Written instruction: Extract from the listing each line in which the word "Comments" appears.

Dataset items:
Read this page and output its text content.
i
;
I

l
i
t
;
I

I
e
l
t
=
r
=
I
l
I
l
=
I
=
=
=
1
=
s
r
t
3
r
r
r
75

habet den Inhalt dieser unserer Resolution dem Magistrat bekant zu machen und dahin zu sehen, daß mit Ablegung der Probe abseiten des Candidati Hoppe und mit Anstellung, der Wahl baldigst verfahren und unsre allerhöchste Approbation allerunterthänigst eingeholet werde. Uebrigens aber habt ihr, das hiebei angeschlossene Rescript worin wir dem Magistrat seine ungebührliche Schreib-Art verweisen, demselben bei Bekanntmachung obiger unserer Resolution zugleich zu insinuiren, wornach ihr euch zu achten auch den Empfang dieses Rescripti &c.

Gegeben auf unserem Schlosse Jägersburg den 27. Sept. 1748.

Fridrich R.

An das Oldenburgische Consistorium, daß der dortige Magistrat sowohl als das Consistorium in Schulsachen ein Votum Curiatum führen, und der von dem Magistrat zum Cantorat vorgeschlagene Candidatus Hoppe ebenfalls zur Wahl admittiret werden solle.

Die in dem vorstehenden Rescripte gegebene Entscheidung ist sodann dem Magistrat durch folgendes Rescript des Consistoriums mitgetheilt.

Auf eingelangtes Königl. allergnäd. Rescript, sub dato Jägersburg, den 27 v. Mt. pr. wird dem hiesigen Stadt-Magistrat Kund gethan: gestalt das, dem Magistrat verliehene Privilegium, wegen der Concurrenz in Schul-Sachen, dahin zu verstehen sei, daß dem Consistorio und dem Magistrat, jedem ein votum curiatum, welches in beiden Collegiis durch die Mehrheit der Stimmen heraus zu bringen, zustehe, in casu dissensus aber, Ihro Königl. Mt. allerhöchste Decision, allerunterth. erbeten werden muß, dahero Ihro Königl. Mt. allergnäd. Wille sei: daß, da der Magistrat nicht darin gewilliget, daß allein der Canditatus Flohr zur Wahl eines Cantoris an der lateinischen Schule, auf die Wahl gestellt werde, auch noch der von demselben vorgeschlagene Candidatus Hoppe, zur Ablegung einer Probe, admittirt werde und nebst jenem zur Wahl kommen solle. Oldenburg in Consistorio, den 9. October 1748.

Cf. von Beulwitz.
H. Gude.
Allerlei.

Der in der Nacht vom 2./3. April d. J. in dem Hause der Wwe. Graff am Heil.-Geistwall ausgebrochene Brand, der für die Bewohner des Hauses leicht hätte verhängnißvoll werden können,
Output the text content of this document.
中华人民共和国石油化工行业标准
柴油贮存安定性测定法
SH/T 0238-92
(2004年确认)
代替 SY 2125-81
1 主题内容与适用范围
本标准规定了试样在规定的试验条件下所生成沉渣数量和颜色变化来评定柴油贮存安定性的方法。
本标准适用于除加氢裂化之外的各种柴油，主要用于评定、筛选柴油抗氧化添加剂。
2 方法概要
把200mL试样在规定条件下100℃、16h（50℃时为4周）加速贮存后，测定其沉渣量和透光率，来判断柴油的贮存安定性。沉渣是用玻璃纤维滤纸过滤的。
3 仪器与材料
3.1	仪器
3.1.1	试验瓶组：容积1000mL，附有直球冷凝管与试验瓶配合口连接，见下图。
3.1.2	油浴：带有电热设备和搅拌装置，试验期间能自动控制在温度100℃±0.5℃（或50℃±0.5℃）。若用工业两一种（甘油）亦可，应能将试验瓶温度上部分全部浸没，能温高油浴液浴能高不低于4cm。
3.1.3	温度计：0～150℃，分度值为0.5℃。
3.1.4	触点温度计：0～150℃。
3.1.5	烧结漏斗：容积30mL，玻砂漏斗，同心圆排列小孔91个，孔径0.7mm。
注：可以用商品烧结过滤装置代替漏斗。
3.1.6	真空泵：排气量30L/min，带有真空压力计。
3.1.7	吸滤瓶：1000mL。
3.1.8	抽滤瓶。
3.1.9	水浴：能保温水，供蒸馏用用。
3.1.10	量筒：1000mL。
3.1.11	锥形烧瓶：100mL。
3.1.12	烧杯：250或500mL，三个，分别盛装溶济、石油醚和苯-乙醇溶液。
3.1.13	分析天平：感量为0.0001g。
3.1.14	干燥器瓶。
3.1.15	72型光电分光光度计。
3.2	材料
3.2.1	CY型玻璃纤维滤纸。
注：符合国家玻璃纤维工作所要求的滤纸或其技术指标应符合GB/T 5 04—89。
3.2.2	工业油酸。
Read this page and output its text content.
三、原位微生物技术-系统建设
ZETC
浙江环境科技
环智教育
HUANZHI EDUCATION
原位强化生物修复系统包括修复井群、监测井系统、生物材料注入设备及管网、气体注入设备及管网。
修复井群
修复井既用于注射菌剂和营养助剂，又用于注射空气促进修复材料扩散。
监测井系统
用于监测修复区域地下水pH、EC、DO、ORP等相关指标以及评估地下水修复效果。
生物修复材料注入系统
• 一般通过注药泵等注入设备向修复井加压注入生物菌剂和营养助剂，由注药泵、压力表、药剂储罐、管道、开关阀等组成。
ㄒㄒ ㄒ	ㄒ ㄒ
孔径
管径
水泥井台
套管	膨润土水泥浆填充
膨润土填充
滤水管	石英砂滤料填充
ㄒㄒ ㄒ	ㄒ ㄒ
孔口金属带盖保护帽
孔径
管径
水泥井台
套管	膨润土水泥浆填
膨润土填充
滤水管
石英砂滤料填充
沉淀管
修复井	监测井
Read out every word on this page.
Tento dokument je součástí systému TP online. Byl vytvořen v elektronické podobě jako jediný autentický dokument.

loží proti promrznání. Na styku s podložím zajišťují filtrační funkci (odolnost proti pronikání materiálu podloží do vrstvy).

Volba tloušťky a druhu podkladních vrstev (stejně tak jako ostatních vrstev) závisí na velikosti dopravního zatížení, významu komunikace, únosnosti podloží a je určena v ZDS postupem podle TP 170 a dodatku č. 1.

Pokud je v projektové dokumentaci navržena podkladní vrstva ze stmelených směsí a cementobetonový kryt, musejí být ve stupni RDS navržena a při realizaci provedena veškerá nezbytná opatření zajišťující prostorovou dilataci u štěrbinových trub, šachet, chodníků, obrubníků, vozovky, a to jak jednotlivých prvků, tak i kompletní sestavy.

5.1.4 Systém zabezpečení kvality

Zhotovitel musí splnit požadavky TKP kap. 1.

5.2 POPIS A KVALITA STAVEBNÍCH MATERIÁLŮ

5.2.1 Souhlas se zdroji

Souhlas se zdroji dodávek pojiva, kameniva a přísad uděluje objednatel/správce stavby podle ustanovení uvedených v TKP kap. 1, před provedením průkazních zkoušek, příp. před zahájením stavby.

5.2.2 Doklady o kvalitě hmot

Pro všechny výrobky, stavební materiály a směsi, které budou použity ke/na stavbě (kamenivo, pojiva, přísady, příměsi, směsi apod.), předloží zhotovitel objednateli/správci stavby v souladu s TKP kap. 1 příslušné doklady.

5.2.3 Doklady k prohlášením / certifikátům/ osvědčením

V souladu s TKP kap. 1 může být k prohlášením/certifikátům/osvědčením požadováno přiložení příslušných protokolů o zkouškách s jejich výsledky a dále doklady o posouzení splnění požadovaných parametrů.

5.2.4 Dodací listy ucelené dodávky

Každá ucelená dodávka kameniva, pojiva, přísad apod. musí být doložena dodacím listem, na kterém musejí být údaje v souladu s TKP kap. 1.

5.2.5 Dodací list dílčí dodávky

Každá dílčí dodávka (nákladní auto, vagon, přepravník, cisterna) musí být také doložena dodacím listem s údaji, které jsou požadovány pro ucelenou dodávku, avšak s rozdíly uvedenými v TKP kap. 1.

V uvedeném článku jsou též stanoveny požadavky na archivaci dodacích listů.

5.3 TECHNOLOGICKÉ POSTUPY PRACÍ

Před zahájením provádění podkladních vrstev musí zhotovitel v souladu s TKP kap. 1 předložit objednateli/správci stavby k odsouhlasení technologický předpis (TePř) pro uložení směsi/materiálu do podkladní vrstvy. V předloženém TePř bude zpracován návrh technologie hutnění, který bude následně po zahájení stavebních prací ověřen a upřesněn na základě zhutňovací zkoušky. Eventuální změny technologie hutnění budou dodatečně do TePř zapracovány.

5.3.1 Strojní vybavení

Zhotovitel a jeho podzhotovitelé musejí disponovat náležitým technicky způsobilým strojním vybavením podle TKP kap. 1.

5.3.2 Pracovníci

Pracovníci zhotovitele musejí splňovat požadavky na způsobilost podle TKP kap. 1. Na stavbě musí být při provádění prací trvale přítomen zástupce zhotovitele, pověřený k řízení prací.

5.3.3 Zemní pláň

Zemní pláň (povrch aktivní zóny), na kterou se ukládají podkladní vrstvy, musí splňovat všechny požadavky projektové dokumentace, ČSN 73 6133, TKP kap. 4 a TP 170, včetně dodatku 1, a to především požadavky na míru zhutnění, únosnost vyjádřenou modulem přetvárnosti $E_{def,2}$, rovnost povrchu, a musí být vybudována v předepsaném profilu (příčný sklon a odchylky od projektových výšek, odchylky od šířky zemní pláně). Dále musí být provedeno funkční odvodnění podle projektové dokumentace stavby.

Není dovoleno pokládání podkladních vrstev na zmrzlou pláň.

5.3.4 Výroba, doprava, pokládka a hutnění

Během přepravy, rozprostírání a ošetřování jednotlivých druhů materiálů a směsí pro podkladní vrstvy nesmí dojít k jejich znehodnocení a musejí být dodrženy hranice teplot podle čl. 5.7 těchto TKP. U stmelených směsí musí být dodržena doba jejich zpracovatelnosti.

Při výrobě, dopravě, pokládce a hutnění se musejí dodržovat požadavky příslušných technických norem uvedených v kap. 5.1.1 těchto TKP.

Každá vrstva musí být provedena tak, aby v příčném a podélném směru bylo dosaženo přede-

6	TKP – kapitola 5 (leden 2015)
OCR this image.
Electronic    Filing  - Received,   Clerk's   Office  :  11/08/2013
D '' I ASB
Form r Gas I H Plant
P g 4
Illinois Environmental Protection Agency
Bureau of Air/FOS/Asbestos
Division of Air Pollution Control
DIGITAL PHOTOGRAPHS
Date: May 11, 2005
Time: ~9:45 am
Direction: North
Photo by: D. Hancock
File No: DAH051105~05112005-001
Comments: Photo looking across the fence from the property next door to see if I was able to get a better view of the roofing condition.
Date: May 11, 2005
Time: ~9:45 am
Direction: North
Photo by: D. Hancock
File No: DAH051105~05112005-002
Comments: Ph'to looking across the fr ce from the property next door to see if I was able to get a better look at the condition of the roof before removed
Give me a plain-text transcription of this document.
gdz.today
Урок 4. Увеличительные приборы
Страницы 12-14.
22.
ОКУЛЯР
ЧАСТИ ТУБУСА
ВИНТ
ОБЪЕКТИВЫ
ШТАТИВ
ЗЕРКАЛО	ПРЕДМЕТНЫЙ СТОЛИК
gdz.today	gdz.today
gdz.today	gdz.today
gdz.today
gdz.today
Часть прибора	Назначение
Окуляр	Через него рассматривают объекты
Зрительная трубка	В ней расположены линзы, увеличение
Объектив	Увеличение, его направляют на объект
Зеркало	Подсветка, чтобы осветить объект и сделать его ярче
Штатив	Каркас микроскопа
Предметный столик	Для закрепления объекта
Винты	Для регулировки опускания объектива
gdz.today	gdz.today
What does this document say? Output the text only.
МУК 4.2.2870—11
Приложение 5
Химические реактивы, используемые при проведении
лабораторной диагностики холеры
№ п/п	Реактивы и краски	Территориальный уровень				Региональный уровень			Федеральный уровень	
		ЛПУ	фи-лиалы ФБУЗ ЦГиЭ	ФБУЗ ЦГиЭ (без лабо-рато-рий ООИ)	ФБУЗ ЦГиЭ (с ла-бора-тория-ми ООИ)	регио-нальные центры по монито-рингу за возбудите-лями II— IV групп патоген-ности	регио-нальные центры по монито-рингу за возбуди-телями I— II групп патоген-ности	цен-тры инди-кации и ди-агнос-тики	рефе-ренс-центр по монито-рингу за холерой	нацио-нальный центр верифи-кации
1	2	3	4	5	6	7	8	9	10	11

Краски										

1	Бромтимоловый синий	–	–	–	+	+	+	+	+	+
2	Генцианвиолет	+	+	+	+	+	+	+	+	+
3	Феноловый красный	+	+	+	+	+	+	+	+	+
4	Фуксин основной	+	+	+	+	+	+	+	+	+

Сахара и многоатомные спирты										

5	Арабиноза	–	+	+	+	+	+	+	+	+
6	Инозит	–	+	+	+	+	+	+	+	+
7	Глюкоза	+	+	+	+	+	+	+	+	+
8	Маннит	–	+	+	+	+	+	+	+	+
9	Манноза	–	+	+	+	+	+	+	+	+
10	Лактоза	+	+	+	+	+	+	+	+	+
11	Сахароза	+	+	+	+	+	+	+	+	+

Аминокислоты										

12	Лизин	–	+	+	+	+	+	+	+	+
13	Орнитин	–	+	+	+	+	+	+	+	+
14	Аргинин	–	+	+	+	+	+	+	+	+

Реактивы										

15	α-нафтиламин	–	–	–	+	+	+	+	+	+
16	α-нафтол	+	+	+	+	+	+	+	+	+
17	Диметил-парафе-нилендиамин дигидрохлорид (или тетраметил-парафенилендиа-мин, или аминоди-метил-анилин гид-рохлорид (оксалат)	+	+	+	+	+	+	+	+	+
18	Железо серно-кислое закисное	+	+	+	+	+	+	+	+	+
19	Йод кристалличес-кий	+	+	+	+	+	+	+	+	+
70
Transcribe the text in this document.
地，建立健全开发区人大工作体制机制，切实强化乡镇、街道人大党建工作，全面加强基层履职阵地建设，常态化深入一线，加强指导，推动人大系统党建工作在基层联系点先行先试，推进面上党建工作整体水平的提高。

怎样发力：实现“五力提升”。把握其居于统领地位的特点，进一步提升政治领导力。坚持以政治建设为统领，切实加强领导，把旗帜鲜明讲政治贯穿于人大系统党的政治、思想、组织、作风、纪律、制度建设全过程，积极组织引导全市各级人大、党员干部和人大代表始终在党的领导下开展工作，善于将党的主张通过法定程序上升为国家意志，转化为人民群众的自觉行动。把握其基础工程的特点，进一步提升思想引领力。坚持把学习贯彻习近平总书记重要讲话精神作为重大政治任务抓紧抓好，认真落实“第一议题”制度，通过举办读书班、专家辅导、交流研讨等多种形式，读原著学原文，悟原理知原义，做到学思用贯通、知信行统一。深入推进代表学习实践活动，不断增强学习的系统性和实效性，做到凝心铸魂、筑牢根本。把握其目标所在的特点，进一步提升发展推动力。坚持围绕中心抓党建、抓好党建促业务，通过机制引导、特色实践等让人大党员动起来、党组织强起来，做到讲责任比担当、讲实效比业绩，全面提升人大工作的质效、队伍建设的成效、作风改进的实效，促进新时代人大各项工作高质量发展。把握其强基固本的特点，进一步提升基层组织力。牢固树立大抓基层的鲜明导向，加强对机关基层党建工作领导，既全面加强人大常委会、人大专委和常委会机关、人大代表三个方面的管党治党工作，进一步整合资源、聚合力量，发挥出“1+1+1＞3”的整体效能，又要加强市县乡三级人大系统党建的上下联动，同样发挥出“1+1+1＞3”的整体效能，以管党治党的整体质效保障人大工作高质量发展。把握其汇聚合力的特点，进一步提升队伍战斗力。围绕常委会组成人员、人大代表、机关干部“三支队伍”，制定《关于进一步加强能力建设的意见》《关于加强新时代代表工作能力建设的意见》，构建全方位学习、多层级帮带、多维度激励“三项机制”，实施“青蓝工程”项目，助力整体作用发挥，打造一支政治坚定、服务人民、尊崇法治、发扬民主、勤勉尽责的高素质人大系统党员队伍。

Worked solution:
Comments: Photo looking across the fence from the property next door to see if I was able to get a better view of the roofing condition.
Comments: Ph'to looking across the fr ce from the property next door to see if I was able to get a better look at the condition of the roof before removed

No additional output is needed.